RECORD SET
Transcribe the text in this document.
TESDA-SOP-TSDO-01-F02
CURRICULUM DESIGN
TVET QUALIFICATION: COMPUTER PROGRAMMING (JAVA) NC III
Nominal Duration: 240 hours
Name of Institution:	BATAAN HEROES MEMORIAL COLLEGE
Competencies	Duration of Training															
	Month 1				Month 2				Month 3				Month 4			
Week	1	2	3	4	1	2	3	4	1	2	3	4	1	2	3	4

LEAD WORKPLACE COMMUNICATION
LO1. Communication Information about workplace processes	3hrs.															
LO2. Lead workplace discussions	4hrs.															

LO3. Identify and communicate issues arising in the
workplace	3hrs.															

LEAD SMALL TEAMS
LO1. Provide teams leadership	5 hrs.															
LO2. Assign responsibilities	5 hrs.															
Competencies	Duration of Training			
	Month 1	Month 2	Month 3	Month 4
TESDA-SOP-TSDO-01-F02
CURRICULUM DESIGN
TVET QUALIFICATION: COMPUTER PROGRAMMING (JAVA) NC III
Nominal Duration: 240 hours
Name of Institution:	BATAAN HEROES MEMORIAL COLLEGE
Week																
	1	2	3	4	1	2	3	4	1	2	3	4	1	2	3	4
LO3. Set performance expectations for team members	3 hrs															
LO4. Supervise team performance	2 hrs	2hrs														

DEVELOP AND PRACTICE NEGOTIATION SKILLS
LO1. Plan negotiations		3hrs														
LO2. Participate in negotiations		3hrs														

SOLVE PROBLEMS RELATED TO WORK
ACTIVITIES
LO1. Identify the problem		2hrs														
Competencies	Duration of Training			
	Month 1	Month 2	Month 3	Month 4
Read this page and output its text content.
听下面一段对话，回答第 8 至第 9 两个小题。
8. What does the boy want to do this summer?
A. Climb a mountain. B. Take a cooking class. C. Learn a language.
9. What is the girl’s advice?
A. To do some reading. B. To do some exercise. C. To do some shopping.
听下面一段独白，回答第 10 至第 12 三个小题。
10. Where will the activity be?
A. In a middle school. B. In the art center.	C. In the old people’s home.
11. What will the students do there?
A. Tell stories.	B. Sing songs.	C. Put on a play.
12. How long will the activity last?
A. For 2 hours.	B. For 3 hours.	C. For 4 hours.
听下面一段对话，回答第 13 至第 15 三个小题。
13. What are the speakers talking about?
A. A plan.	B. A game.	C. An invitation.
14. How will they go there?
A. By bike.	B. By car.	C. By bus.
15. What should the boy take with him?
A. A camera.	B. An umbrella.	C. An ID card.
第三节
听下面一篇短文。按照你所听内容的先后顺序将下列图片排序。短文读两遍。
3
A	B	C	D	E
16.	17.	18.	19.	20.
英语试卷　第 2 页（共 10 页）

WHAT YOU SHOULD DO
Transcribe the data. Leave every line exactly as it is.

TASK SOLUTION
Transcribe the text in this document.
TESDA-SOP-TSDO-01-F02
CURRICULUM DESIGN
TVET QUALIFICATION: COMPUTER PROGRAMMING (JAVA) NC III
Nominal Duration: 240 hours
Name of Institution:	BATAAN HEROES MEMORIAL COLLEGE
Competencies	Duration of Training															
	Month 1				Month 2				Month 3				Month 4			
Week	1	2	3	4	1	2	3	4	1	2	3	4	1	2	3	4

LEAD WORKPLACE COMMUNICATION
LO1. Communication Information about workplace processes	3hrs.															
LO2. Lead workplace discussions	4hrs.															

LO3. Identify and communicate issues arising in the
workplace	3hrs.															

LEAD SMALL TEAMS
LO1. Provide teams leadership	5 hrs.															
LO2. Assign responsibilities	5 hrs.															
Competencies	Duration of Training			
	Month 1	Month 2	Month 3	Month 4
TESDA-SOP-TSDO-01-F02
CURRICULUM DESIGN
TVET QUALIFICATION: COMPUTER PROGRAMMING (JAVA) NC III
Nominal Duration: 240 hours
Name of Institution:	BATAAN HEROES MEMORIAL COLLEGE
Week																
	1	2	3	4	1	2	3	4	1	2	3	4	1	2	3	4
LO3. Set performance expectations for team members	3 hrs															
LO4. Supervise team performance	2 hrs	2hrs														

DEVELOP AND PRACTICE NEGOTIATION SKILLS
LO1. Plan negotiations		3hrs														
LO2. Participate in negotiations		3hrs														

SOLVE PROBLEMS RELATED TO WORK
ACTIVITIES
LO1. Identify the problem		2hrs														
Competencies	Duration of Training			
	Month 1	Month 2	Month 3	Month 4
Read this page and output its text content.
听下面一段对话，回答第 8 至第 9 两个小题。
8. What does the boy want to do this summer?
A. Climb a mountain. B. Take a cooking class. C. Learn a language.
9. What is the girl’s advice?
A. To do some reading. B. To do some exercise. C. To do some shopping.
听下面一段独白，回答第 10 至第 12 三个小题。
10. Where will the activity be?
A. In a middle school. B. In the art center.	C. In the old people’s home.
11. What will the students do there?
A. Tell stories.	B. Sing songs.	C. Put on a play.
12. How long will the activity last?
A. For 2 hours.	B. For 3 hours.	C. For 4 hours.
听下面一段对话，回答第 13 至第 15 三个小题。
13. What are the speakers talking about?
A. A plan.	B. A game.	C. An invitation.
14. How will they go there?
A. By bike.	B. By car.	C. By bus.
15. What should the boy take with him?
A. A camera.	B. An umbrella.	C. An ID card.
第三节
听下面一篇短文。按照你所听内容的先后顺序将下列图片排序。短文读两遍。
3
A	B	C	D	E
16.	17.	18.	19.	20.
英语试卷　第 2 页（共 10 页）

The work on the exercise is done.